==== Records for the exercise

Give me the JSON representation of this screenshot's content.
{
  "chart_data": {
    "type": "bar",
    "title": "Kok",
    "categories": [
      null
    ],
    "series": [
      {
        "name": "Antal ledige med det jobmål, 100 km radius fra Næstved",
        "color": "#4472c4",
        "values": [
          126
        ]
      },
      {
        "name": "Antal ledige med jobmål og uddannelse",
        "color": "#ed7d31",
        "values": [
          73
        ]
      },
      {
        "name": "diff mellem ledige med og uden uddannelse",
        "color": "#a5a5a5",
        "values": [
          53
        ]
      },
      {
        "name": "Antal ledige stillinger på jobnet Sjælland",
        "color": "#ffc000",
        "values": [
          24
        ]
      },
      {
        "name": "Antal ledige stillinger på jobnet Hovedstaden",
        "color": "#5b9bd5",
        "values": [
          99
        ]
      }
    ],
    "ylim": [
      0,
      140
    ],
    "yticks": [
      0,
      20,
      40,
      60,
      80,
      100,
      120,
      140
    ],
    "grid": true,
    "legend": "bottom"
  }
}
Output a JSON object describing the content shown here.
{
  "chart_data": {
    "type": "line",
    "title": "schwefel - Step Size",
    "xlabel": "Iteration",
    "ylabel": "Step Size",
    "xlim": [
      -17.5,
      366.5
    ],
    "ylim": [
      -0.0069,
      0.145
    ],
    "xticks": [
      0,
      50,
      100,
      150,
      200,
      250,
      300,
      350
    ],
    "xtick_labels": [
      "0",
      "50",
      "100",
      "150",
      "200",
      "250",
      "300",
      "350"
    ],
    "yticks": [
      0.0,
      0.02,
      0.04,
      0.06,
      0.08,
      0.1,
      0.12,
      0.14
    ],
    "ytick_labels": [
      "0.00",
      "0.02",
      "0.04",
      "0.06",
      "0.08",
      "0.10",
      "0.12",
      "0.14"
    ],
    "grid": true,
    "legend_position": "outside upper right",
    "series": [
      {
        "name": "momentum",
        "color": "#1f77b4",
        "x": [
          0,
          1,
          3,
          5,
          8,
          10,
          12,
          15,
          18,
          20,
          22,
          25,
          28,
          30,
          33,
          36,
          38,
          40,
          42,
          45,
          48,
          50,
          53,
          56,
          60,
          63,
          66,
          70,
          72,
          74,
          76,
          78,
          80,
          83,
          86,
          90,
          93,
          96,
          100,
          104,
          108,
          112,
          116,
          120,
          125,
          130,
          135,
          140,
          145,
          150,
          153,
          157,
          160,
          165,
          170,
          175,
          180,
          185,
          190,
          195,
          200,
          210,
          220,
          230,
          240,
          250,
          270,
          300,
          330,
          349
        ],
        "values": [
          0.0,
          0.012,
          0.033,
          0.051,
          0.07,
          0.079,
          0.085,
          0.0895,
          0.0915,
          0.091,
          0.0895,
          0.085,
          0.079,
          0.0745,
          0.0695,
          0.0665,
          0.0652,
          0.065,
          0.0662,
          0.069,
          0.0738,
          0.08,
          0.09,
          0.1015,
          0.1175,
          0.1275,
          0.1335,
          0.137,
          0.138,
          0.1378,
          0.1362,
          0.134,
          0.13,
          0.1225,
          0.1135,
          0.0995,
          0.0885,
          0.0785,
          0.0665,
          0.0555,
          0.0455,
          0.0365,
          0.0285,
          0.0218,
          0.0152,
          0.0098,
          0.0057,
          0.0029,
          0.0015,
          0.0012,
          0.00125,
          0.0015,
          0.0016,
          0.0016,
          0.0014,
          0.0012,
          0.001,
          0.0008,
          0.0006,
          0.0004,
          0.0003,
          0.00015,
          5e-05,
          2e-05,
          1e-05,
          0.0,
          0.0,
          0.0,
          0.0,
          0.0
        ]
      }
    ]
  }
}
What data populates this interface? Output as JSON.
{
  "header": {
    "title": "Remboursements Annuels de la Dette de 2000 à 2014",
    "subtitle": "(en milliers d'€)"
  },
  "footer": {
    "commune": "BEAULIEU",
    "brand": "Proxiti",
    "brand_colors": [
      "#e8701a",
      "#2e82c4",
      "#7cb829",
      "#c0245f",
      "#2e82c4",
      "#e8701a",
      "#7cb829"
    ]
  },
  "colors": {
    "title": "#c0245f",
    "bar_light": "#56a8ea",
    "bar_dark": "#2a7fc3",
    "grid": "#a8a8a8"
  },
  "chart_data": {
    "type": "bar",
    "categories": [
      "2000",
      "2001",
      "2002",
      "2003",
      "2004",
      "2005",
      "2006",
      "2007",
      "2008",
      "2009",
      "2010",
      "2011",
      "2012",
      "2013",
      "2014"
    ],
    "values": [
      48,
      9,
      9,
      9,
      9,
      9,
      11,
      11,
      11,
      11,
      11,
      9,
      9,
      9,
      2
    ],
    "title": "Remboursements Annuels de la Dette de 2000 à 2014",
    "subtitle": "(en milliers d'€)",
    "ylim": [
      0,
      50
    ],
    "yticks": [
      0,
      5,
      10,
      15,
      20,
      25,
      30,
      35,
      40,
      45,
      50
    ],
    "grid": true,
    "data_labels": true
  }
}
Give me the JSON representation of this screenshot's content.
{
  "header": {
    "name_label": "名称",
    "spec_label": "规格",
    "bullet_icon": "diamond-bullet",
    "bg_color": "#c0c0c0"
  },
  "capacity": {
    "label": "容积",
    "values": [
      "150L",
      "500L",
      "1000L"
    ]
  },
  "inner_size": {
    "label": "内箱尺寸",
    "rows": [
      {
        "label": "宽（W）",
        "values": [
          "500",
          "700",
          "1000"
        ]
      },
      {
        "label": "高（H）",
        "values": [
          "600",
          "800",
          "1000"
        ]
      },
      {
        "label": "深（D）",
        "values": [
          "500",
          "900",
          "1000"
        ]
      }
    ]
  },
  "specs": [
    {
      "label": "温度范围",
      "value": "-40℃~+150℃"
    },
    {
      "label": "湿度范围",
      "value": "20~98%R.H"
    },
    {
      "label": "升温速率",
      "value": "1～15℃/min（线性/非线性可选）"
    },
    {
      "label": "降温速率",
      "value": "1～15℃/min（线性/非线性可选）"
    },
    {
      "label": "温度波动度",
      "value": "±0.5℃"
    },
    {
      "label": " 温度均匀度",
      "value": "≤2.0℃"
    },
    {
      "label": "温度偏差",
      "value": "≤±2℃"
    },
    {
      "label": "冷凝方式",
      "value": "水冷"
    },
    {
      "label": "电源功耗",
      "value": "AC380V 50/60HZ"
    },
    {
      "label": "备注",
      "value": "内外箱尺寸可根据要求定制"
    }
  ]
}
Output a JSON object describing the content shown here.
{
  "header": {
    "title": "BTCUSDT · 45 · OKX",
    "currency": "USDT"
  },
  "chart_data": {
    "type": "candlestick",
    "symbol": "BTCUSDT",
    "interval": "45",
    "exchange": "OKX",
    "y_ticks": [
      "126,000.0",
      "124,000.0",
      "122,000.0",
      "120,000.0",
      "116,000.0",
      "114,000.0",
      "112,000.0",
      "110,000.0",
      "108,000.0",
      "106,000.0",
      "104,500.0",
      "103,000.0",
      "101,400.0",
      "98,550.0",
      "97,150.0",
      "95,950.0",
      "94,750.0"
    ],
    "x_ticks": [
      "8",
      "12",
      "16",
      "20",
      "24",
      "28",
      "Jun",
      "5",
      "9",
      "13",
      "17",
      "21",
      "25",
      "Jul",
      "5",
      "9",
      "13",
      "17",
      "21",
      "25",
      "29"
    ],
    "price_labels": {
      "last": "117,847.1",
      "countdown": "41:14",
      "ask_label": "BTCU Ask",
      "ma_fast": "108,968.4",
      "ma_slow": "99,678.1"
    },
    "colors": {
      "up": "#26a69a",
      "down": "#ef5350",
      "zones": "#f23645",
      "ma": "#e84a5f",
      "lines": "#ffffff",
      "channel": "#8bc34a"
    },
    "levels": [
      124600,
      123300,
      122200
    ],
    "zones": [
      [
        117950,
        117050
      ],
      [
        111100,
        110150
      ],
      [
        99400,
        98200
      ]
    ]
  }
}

========

Problem description: In the entries above, find each line with the string "Antal" and copy it.

Solution to the problem:
        "name": "Antal ledige med det jobmål, 100 km radius fra Næstved",
        "name": "Antal ledige med jobmål og uddannelse",
        "name": "Antal ledige stillinger på jobnet Sjælland",
        "name": "Antal ledige stillinger på jobnet Hovedstaden",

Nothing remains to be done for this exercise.